In addition, upon the sale of a note to (or through) a broker, the broker must
report the sale and backup withholding on the entire purchase price, unless
(i) the broker determines that the seller is a corporation or other exempt
recipient, (ii) the seller certifies (as described above) that such seller is
a non-United States person and certain other conditions are met or (iii) the
broker has the taxpayer identification number of the recipient properly
certified as correct.

         Any amounts withheld under the backup withholding rules from a
payment to a beneficial owner would be allowed as a refund or a credit against
such beneficial owner's US federal income tax provided the required
information is furnished to the IRS.

         Prospective investors should consult their own tax advisors with
respect to the foregoing withholding tax requirements.

         THE US FEDERAL INCOME TAX DISCUSSION SET FORTH ABOVE IS INCLUDED FOR
GENERAL INFORMATION ONLY AND MAY NOT BE APPLICABLE DEPENDING UPON AN OWNER'S
PARTICULAR SITUATION. HOLDERS OF DOLLAR NOTES SHOULD CONSULT THEIR OWN TAX
ADVISORS WITH RESPECT TO THE TAX CONSEQUENCES TO THEM OF THE OWNERSHIP AND
DISPOSITION OF DOLLAR NOTES, INCLUDING THE TAX CONSEQUENCES UNDER STATE,
LOCAL, FOREIGN AND OTHER TAX LAWS AND POSSIBLE EFFECTS OF CHANGES IN FEDERAL
AND OTHER TAX LAWS.

         Material Jersey (Channel Islands) tax considerations
         ----------------------------------------------------

         Tax status of the mortgages trustee and the mortgages trust

         It is the opinion of Jersey (Channel Islands) tax counsel that the
mortgages trustee will be resident in Jersey for taxation purposes and will be
liable to income tax in Jersey at a rate of 20% in respect of the profits it
makes from acting as trustee of the mortgages trust. The mortgages trustee
will not be liable for any income tax in Jersey in respect of any income it
receives in its capacity as mortgages trustee on behalf of the beneficiaries
of the mortgages trust.

▶ Supplied entries:
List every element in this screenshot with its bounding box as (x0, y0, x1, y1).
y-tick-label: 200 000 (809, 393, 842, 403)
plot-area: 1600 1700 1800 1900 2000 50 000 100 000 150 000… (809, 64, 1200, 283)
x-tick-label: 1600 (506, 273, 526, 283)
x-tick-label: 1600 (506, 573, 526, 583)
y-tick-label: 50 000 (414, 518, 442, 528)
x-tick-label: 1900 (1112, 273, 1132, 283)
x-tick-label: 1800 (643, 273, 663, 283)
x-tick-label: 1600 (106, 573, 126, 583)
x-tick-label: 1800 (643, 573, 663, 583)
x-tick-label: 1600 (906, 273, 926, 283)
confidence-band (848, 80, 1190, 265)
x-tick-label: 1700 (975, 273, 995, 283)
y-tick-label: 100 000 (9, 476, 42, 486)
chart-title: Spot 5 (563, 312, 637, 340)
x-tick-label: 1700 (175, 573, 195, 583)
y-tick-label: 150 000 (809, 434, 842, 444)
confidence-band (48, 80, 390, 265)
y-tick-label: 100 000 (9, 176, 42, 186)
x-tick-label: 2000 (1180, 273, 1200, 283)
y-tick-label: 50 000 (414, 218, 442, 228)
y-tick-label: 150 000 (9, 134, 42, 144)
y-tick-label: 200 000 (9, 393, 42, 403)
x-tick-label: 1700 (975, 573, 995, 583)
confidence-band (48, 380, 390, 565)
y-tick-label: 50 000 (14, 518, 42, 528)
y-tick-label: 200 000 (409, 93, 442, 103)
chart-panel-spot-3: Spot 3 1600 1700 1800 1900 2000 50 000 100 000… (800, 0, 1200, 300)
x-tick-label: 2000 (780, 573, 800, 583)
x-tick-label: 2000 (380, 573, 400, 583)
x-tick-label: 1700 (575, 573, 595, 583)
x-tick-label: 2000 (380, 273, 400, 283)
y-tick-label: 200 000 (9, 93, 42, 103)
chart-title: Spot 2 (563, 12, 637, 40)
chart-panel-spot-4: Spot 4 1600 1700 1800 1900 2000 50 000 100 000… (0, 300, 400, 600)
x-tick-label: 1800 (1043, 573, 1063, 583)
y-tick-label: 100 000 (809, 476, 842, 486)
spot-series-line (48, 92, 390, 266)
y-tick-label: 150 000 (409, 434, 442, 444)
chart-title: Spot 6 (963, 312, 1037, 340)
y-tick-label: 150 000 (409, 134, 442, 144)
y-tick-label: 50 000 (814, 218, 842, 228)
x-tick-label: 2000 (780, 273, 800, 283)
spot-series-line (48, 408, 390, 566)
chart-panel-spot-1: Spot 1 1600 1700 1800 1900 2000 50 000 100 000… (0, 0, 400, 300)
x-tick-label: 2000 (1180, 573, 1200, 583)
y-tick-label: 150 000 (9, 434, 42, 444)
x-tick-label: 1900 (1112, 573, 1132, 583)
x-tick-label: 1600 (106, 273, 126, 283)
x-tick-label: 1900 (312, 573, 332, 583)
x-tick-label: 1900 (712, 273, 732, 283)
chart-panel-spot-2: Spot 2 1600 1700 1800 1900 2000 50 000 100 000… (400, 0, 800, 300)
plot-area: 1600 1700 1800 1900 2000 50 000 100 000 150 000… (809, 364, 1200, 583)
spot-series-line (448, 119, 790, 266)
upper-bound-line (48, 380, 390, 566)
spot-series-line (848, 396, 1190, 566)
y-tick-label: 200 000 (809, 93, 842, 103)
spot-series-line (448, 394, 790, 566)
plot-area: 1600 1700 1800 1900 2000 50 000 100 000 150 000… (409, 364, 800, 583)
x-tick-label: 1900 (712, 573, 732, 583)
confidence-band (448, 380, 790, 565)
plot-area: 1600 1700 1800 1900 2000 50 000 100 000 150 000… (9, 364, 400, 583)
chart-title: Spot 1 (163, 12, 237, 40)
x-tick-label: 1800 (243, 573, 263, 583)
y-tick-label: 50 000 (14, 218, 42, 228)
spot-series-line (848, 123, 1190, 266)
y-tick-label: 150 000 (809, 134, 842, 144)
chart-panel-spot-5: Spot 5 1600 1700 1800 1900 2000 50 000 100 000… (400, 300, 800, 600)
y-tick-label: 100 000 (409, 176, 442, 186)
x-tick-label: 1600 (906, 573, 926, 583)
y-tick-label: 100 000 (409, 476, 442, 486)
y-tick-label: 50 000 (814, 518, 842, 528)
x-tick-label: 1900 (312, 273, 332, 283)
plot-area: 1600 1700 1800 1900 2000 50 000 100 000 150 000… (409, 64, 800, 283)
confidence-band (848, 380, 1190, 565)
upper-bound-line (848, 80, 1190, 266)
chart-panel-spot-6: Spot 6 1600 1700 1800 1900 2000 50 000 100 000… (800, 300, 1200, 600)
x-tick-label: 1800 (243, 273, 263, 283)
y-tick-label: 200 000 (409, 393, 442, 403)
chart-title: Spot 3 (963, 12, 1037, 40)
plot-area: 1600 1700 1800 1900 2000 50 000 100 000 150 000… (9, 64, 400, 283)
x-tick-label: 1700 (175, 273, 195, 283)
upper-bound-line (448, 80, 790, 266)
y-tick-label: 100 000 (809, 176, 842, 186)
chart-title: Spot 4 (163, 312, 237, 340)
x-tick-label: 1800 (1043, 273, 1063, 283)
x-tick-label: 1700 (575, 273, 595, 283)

▶ What is being asked:
In the tax disclosure text, at what rate is the mortgages trustee liable to Jersey income tax on the profits it makes from acting as trustee of the mortgages trust?

▶ Result of this task:
20%